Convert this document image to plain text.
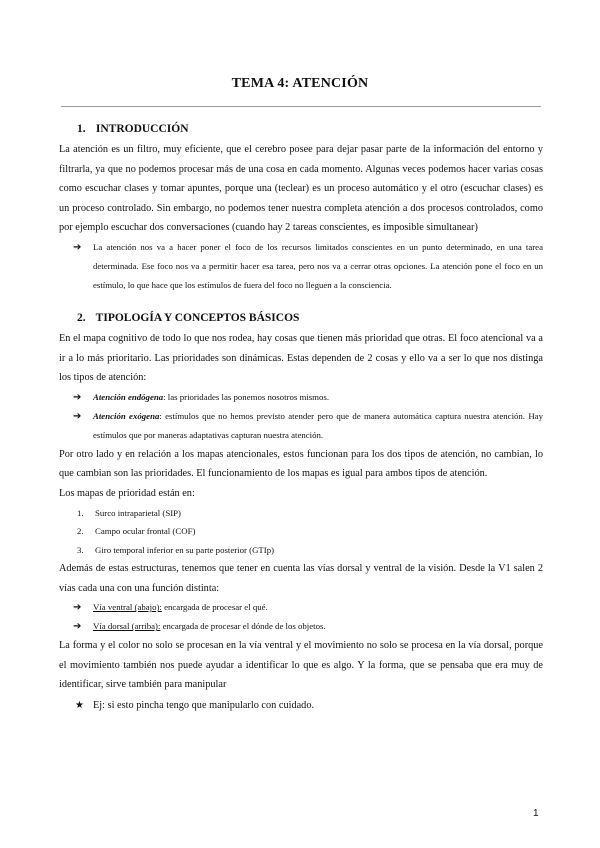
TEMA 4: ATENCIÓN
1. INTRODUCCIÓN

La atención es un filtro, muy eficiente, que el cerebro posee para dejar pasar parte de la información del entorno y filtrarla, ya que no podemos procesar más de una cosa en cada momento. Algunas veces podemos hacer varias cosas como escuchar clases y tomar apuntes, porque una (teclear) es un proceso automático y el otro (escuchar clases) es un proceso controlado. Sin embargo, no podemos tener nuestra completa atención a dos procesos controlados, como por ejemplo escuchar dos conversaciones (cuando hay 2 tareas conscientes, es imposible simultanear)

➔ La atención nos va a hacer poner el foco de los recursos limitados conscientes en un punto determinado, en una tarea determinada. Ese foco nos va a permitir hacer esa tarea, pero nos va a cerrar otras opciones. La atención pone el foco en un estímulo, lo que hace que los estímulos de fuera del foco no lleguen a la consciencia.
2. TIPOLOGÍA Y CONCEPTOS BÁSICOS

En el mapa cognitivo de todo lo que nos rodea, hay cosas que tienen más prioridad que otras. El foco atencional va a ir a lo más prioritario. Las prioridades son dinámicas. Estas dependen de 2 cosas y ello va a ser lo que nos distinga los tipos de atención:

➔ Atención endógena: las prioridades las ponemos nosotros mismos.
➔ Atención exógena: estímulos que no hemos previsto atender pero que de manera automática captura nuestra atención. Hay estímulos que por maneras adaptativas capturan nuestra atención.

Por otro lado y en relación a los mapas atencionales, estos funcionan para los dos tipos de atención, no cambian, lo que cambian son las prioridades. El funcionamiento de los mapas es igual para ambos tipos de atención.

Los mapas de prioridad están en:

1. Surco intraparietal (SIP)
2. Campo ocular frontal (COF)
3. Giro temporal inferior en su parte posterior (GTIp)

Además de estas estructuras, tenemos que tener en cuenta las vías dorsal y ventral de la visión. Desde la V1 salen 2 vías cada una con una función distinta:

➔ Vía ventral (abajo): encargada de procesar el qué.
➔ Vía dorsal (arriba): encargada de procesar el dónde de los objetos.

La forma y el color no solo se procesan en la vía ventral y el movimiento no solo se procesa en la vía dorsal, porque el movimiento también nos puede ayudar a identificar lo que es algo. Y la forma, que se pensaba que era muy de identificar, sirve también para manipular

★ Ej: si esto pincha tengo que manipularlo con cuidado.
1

==

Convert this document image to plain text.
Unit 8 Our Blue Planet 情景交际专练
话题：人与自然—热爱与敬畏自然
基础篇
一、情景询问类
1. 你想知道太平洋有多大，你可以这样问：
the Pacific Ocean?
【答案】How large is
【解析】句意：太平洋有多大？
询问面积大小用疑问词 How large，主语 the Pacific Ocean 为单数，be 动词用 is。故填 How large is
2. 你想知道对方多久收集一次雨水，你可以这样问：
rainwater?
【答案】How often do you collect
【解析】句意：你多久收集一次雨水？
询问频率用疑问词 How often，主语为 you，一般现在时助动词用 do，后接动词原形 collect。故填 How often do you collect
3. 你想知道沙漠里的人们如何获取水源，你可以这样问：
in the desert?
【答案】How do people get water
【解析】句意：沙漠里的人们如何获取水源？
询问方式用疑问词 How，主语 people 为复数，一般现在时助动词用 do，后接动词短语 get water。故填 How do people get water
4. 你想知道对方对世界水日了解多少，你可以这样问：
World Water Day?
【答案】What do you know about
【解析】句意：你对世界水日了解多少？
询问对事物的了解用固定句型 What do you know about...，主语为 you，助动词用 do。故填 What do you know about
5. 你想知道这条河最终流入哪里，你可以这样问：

## WHAT TO WORK ON
State how many lines of the entries above include the word "pero", offering no text other than the number.

## EXPECTED OUTPUT
2